### Excerpted data:

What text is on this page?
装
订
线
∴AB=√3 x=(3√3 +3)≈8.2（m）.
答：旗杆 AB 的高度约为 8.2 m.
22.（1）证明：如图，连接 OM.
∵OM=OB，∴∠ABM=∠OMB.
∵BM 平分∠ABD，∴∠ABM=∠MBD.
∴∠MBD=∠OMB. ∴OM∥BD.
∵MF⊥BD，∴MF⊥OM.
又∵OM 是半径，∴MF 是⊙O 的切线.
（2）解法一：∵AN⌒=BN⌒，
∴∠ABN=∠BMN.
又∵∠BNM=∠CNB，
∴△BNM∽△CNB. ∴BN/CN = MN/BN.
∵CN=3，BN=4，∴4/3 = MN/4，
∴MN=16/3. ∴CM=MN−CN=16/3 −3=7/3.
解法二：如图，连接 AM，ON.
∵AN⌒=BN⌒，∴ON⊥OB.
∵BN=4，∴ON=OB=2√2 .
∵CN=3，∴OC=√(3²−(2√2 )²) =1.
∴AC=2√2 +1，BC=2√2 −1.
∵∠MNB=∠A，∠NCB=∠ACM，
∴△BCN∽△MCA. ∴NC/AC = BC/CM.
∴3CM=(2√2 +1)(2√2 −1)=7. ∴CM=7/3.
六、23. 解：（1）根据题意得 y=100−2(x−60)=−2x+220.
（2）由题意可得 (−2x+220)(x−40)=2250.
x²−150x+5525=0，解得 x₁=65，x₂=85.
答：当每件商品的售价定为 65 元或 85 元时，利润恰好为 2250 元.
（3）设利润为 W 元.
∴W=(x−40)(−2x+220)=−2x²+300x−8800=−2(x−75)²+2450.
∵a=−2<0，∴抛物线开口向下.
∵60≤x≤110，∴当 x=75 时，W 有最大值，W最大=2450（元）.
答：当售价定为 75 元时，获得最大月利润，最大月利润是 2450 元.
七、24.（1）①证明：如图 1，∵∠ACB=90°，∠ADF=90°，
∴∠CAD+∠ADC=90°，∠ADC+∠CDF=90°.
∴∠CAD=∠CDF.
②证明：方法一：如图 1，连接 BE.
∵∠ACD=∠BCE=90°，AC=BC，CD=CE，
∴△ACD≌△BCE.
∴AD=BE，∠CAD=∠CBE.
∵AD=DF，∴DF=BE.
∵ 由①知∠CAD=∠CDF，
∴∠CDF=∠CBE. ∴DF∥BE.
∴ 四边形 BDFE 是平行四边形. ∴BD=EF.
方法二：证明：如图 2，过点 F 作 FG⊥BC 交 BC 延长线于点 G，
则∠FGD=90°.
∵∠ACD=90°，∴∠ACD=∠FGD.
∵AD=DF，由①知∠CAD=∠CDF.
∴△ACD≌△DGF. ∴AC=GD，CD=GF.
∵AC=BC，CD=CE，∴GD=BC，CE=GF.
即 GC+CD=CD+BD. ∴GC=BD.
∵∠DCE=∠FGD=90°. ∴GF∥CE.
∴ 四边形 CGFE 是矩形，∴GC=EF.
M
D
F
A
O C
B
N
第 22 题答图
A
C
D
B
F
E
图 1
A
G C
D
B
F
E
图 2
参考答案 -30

### Problem to solve:
Nothing should be changed: write out all of the data as is.

### Solved exercise:
What text is on this page?
装
订
线
∴AB=√3 x=(3√3 +3)≈8.2（m）.
答：旗杆 AB 的高度约为 8.2 m.
22.（1）证明：如图，连接 OM.
∵OM=OB，∴∠ABM=∠OMB.
∵BM 平分∠ABD，∴∠ABM=∠MBD.
∴∠MBD=∠OMB. ∴OM∥BD.
∵MF⊥BD，∴MF⊥OM.
又∵OM 是半径，∴MF 是⊙O 的切线.
（2）解法一：∵AN⌒=BN⌒，
∴∠ABN=∠BMN.
又∵∠BNM=∠CNB，
∴△BNM∽△CNB. ∴BN/CN = MN/BN.
∵CN=3，BN=4，∴4/3 = MN/4，
∴MN=16/3. ∴CM=MN−CN=16/3 −3=7/3.
解法二：如图，连接 AM，ON.
∵AN⌒=BN⌒，∴ON⊥OB.
∵BN=4，∴ON=OB=2√2 .
∵CN=3，∴OC=√(3²−(2√2 )²) =1.
∴AC=2√2 +1，BC=2√2 −1.
∵∠MNB=∠A，∠NCB=∠ACM，
∴△BCN∽△MCA. ∴NC/AC = BC/CM.
∴3CM=(2√2 +1)(2√2 −1)=7. ∴CM=7/3.
六、23. 解：（1）根据题意得 y=100−2(x−60)=−2x+220.
（2）由题意可得 (−2x+220)(x−40)=2250.
x²−150x+5525=0，解得 x₁=65，x₂=85.
答：当每件商品的售价定为 65 元或 85 元时，利润恰好为 2250 元.
（3）设利润为 W 元.
∴W=(x−40)(−2x+220)=−2x²+300x−8800=−2(x−75)²+2450.
∵a=−2<0，∴抛物线开口向下.
∵60≤x≤110，∴当 x=75 时，W 有最大值，W最大=2450（元）.
答：当售价定为 75 元时，获得最大月利润，最大月利润是 2450 元.
七、24.（1）①证明：如图 1，∵∠ACB=90°，∠ADF=90°，
∴∠CAD+∠ADC=90°，∠ADC+∠CDF=90°.
∴∠CAD=∠CDF.
②证明：方法一：如图 1，连接 BE.
∵∠ACD=∠BCE=90°，AC=BC，CD=CE，
∴△ACD≌△BCE.
∴AD=BE，∠CAD=∠CBE.
∵AD=DF，∴DF=BE.
∵ 由①知∠CAD=∠CDF，
∴∠CDF=∠CBE. ∴DF∥BE.
∴ 四边形 BDFE 是平行四边形. ∴BD=EF.
方法二：证明：如图 2，过点 F 作 FG⊥BC 交 BC 延长线于点 G，
则∠FGD=90°.
∵∠ACD=90°，∴∠ACD=∠FGD.
∵AD=DF，由①知∠CAD=∠CDF.
∴△ACD≌△DGF. ∴AC=GD，CD=GF.
∵AC=BC，CD=CE，∴GD=BC，CE=GF.
即 GC+CD=CD+BD. ∴GC=BD.
∵∠DCE=∠FGD=90°. ∴GF∥CE.
∴ 四边形 CGFE 是矩形，∴GC=EF.
M
D
F
A
O C
B
N
第 22 题答图
A
C
D
B
F
E
图 1
A
G C
D
B
F
E
图 2
参考答案 -30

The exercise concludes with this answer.